### JOB
Say how many lines of these entries include the word "Bryant", and answer with the number alone.

### RECORD LIST
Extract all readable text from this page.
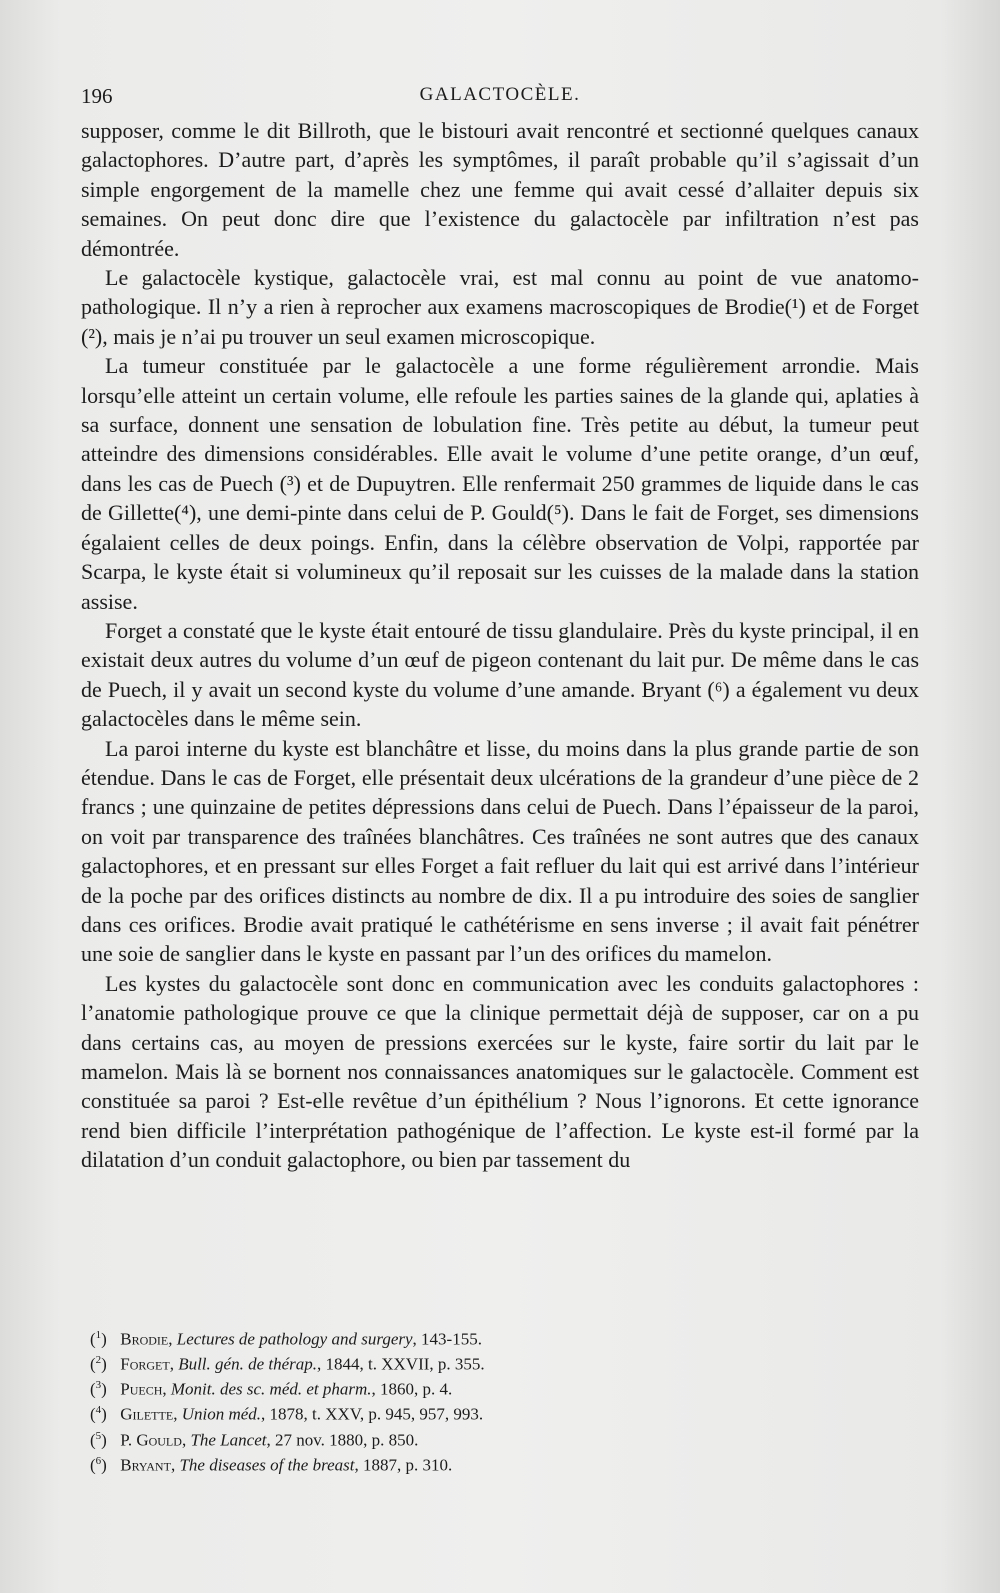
196	GALACTOCÈLE.

supposer, comme le dit Billroth, que le bistouri avait rencontré et sectionné quelques canaux galactophores. D’autre part, d’après les symptômes, il paraît probable qu’il s’agissait d’un simple engorgement de la mamelle chez une femme qui avait cessé d’allaiter depuis six semaines. On peut donc dire que l’existence du galactocèle par infiltration n’est pas démontrée.

Le galactocèle kystique, galactocèle vrai, est mal connu au point de vue anatomo-pathologique. Il n’y a rien à reprocher aux examens macroscopiques de Brodie(¹) et de Forget (²), mais je n’ai pu trouver un seul examen microscopique.

La tumeur constituée par le galactocèle a une forme régulièrement arrondie. Mais lorsqu’elle atteint un certain volume, elle refoule les parties saines de la glande qui, aplaties à sa surface, donnent une sensation de lobulation fine. Très petite au début, la tumeur peut atteindre des dimensions considérables. Elle avait le volume d’une petite orange, d’un œuf, dans les cas de Puech (³) et de Dupuytren. Elle renfermait 250 grammes de liquide dans le cas de Gillette(⁴), une demi-pinte dans celui de P. Gould(⁵). Dans le fait de Forget, ses dimensions égalaient celles de deux poings. Enfin, dans la célèbre observation de Volpi, rapportée par Scarpa, le kyste était si volumineux qu’il reposait sur les cuisses de la malade dans la station assise.

Forget a constaté que le kyste était entouré de tissu glandulaire. Près du kyste principal, il en existait deux autres du volume d’un œuf de pigeon contenant du lait pur. De même dans le cas de Puech, il y avait un second kyste du volume d’une amande. Bryant (⁶) a également vu deux galactocèles dans le même sein.

La paroi interne du kyste est blanchâtre et lisse, du moins dans la plus grande partie de son étendue. Dans le cas de Forget, elle présentait deux ulcérations de la grandeur d’une pièce de 2 francs ; une quinzaine de petites dépressions dans celui de Puech. Dans l’épaisseur de la paroi, on voit par transparence des traînées blanchâtres. Ces traînées ne sont autres que des canaux galactophores, et en pressant sur elles Forget a fait refluer du lait qui est arrivé dans l’intérieur de la poche par des orifices distincts au nombre de dix. Il a pu introduire des soies de sanglier dans ces orifices. Brodie avait pratiqué le cathétérisme en sens inverse ; il avait fait pénétrer une soie de sanglier dans le kyste en passant par l’un des orifices du mamelon.

Les kystes du galactocèle sont donc en communication avec les conduits galactophores : l’anatomie pathologique prouve ce que la clinique permettait déjà de supposer, car on a pu dans certains cas, au moyen de pressions exercées sur le kyste, faire sortir du lait par le mamelon. Mais là se bornent nos connaissances anatomiques sur le galactocèle. Comment est constituée sa paroi ? Est-elle revêtue d’un épithélium ? Nous l’ignorons. Et cette ignorance rend bien difficile l’interprétation pathogénique de l’affection. Le kyste est-il formé par la dilatation d’un conduit galactophore, ou bien par tassement du

($^1$) Brodie, Lectures de pathology and surgery, 143-155.
($^2$) Forget, Bull. gén. de thérap., 1844, t. XXVII, p. 355.
($^3$) Puech, Monit. des sc. méd. et pharm., 1860, p. 4.
($^4$) Gilette, Union méd., 1878, t. XXV, p. 945, 957, 993.
($^5$) P. Gould, The Lancet, 27 nov. 1880, p. 850.
($^6$) Bryant, The diseases of the breast, 1887, p. 310.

### COMPLETED TASK
2